REQUEST>
Pull each line holding the word "ZipCommentCallback" from the data.

MATERIAL SUPPLIED>
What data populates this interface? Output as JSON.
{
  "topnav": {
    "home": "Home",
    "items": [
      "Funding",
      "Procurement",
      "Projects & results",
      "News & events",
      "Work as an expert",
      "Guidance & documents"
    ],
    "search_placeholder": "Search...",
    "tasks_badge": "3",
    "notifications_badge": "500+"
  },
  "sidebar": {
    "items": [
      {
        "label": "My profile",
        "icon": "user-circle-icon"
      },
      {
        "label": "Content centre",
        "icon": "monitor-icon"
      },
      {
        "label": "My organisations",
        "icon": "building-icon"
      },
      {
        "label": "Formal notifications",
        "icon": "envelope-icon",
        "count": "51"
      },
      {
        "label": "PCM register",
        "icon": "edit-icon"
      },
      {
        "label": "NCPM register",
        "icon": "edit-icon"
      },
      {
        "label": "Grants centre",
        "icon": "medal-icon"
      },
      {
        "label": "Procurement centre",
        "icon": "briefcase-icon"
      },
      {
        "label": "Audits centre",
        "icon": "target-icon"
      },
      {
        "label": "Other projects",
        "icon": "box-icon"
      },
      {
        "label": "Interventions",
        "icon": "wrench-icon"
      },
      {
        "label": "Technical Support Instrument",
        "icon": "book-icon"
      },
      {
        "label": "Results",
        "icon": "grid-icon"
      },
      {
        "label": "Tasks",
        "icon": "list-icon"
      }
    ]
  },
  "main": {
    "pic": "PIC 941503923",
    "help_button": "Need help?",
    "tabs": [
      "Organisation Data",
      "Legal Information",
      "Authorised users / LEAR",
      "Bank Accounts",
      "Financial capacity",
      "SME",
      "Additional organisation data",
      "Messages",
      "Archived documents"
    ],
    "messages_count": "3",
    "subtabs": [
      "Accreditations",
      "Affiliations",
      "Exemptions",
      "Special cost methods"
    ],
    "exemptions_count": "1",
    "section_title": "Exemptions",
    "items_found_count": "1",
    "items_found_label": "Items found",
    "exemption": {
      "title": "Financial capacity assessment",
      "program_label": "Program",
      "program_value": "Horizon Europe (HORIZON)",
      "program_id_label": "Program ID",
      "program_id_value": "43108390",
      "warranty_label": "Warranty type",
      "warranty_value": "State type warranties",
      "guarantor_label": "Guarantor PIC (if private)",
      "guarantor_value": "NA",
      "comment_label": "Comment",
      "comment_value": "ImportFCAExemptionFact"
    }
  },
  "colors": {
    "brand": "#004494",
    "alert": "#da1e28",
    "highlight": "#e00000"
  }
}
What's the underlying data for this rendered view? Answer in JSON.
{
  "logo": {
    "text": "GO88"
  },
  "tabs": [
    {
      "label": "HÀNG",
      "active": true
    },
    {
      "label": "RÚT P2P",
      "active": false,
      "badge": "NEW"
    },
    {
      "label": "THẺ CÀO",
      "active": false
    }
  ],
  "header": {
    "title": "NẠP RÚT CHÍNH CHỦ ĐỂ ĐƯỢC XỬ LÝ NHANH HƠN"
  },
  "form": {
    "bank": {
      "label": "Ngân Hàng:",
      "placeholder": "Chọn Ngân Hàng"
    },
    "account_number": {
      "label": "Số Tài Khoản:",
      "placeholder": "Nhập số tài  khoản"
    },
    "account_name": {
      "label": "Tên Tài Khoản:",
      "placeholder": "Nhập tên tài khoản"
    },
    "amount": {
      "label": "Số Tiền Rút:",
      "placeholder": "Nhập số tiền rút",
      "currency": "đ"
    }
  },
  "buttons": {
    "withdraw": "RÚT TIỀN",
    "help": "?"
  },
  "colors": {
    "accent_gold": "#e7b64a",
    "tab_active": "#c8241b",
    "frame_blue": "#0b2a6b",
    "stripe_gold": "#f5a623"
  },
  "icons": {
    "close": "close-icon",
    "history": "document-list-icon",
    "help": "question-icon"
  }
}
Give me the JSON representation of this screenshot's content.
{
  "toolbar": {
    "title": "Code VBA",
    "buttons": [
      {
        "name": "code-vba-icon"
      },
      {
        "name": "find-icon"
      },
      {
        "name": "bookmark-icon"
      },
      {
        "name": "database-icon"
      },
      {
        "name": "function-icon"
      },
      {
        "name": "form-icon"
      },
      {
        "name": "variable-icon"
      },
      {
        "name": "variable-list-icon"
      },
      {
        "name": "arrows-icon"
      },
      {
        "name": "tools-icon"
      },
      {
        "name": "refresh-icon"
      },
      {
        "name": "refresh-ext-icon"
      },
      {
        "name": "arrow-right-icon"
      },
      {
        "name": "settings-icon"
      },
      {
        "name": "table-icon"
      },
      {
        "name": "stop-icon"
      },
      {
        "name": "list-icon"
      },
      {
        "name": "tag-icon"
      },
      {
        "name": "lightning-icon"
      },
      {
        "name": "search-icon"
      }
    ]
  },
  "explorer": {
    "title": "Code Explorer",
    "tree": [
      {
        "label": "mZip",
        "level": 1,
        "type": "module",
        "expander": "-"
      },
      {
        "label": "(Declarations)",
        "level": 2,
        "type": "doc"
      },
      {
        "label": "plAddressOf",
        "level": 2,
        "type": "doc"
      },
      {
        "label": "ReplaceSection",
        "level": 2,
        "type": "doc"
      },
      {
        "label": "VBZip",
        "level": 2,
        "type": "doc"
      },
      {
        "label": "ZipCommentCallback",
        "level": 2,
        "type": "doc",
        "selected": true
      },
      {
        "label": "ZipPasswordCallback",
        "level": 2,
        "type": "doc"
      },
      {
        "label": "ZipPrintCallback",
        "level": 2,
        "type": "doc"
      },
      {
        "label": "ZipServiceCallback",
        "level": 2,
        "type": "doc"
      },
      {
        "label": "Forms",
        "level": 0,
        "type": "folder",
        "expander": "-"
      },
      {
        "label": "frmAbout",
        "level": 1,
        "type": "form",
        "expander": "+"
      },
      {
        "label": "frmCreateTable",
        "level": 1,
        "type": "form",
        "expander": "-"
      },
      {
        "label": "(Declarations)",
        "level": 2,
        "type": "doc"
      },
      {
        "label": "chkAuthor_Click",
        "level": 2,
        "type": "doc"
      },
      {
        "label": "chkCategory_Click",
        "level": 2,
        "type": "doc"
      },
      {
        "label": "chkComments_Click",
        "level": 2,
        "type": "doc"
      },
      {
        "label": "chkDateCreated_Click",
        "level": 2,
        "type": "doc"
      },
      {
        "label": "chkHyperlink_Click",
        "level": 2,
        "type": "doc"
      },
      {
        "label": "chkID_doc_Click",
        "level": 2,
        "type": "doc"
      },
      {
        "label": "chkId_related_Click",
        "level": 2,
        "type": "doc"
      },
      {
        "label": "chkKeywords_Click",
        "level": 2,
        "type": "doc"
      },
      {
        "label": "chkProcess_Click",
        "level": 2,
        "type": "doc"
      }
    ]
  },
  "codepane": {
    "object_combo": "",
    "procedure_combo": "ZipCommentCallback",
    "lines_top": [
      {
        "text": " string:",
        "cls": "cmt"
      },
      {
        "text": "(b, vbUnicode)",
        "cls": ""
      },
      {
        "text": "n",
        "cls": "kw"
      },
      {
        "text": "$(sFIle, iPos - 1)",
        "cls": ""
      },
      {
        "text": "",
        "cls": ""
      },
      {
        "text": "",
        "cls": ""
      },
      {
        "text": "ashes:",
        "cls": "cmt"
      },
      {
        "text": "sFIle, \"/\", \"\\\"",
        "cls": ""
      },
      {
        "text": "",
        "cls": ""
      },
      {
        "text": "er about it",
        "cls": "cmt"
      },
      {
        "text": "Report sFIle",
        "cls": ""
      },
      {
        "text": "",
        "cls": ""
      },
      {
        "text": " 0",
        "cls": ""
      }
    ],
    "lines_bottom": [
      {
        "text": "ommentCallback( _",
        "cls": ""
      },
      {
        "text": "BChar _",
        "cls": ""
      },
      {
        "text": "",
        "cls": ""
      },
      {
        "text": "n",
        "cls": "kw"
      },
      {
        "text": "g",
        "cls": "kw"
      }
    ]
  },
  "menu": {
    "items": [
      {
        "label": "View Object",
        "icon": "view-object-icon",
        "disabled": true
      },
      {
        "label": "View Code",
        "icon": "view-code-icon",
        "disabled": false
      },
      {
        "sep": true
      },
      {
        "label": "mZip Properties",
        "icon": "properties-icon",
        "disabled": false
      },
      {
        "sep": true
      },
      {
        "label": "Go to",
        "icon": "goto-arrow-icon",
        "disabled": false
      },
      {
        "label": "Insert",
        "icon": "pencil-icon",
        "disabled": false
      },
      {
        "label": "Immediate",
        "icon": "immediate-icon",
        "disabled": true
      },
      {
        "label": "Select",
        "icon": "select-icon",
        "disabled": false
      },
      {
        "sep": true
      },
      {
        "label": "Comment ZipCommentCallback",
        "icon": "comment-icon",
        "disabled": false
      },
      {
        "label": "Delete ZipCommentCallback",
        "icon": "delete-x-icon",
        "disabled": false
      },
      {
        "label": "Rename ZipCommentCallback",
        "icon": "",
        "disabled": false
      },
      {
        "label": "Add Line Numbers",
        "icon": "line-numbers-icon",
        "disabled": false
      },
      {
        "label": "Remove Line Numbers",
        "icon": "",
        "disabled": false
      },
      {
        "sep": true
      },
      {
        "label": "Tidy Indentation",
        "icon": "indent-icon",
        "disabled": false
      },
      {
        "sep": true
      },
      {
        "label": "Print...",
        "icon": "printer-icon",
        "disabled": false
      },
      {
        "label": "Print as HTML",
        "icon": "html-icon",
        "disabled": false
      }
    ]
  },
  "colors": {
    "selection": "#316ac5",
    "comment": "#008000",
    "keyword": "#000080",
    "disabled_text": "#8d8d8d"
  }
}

SOLUTION BELOW>
        "label": "ZipCommentCallback",
    "procedure_combo": "ZipCommentCallback",
        "label": "Comment ZipCommentCallback",
        "label": "Delete ZipCommentCallback",
        "label": "Rename ZipCommentCallback",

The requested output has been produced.